# Given problem
Filter these entries, keeping only lines that hold the word "JSON".

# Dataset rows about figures
- - -

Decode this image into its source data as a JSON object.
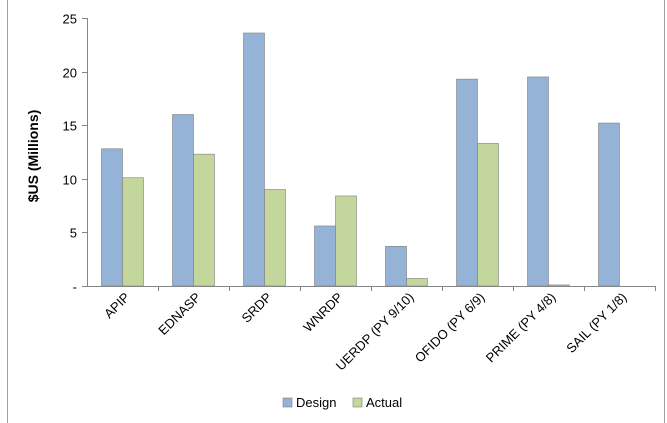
{
  "chart_data": {
    "type": "bar",
    "categories": [
      "APIP",
      "EDNASP",
      "SRDP",
      "WNRDP",
      "UERDP (PY 9/10)",
      "OFIDO (PY 6/9)",
      "PRIME (PY 4/8)",
      "SAIL (PY 1/8)"
    ],
    "series": [
      {
        "name": "Design",
        "values": [
          12.8,
          16.0,
          23.6,
          5.6,
          3.7,
          19.3,
          19.5,
          15.2
        ],
        "color": "#95b3d7"
      },
      {
        "name": "Actual",
        "values": [
          10.1,
          12.3,
          9.0,
          8.4,
          0.7,
          13.3,
          0.1,
          0
        ],
        "color": "#c3d69b"
      }
    ],
    "title": "",
    "xlabel": "",
    "ylabel": "$US (Millions)",
    "ylim": [
      0,
      25
    ],
    "yticks": [
      {
        "value": 0,
        "label": "-"
      },
      {
        "value": 5,
        "label": "5"
      },
      {
        "value": 10,
        "label": "10"
      },
      {
        "value": 15,
        "label": "15"
      },
      {
        "value": 20,
        "label": "20"
      },
      {
        "value": 25,
        "label": "25"
      }
    ],
    "grid": false,
    "legend_position": "bottom"
  }
}
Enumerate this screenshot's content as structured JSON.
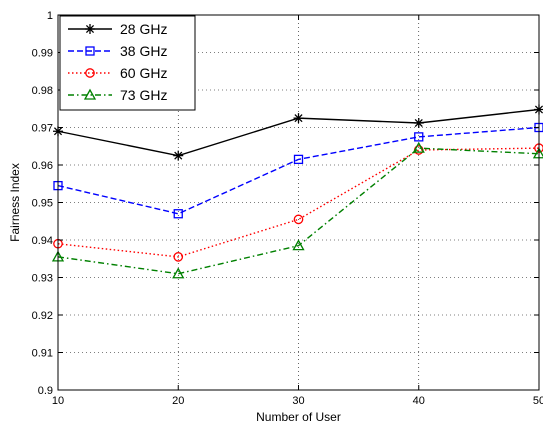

- - -

# Written solution
Decode this image into its source data as a JSON object.
Enumerate this screenshot's content as structured JSON.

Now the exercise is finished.